┏━━
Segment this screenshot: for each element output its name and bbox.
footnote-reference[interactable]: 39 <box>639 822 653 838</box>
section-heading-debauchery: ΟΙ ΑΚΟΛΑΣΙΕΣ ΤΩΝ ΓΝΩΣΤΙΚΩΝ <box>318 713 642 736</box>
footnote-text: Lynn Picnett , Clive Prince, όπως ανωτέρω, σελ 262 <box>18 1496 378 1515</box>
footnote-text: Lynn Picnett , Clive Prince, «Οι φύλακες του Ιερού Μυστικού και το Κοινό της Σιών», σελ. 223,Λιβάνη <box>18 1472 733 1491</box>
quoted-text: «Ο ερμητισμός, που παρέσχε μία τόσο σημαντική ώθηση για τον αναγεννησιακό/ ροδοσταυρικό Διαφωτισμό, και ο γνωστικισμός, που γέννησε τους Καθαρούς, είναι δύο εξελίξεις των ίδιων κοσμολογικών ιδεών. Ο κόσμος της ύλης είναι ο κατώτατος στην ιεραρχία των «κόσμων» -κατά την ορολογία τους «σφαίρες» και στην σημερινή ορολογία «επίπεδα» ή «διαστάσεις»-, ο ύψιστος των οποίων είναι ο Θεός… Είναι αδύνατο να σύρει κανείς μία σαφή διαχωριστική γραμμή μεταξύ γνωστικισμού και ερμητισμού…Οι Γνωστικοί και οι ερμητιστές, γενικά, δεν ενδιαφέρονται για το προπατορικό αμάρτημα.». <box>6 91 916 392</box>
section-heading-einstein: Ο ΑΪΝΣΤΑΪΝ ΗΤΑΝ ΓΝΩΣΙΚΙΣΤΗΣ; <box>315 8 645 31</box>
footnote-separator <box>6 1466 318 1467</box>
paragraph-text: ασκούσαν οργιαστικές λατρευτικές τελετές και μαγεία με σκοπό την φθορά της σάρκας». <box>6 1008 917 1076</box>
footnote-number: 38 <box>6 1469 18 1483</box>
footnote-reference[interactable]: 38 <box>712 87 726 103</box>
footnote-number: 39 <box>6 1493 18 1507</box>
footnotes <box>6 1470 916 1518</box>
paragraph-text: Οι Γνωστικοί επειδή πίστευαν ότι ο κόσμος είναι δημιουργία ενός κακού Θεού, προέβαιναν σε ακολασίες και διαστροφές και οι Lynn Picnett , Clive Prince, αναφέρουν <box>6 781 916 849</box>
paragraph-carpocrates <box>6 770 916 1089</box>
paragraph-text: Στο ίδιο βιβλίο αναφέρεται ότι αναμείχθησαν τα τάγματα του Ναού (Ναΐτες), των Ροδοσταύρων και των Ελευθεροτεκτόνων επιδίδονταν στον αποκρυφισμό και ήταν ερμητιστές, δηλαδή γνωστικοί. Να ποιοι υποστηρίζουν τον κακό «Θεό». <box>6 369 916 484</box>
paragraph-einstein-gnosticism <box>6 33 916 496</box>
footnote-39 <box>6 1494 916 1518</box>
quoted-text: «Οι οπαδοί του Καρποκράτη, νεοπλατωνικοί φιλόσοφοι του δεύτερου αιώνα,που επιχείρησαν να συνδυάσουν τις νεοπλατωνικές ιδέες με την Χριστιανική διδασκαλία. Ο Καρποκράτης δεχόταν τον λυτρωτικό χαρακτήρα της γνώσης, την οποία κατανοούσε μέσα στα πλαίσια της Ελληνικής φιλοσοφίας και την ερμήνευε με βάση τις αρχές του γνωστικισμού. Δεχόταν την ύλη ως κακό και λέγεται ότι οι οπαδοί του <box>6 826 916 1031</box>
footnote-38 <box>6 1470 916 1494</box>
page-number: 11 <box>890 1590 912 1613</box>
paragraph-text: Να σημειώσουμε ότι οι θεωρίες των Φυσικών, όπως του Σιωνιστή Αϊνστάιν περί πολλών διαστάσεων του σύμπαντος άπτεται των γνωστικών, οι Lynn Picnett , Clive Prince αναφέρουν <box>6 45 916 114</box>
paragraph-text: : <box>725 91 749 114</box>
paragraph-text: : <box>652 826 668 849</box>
┗━━
--- The exercise ---
Print the listing from its first line up to and including the line that contains "footnote-text: Lynn Picnett , Clive Prince, όπως", reproducing every line exactly.

--- Solved exercise ---
Segment this screenshot: for each element output its name and bbox.
footnote-reference[interactable]: 39 <box>639 822 653 838</box>
section-heading-debauchery: ΟΙ ΑΚΟΛΑΣΙΕΣ ΤΩΝ ΓΝΩΣΤΙΚΩΝ <box>318 713 642 736</box>
footnote-text: Lynn Picnett , Clive Prince, όπως ανωτέρω, σελ 262 <box>18 1496 378 1515</box>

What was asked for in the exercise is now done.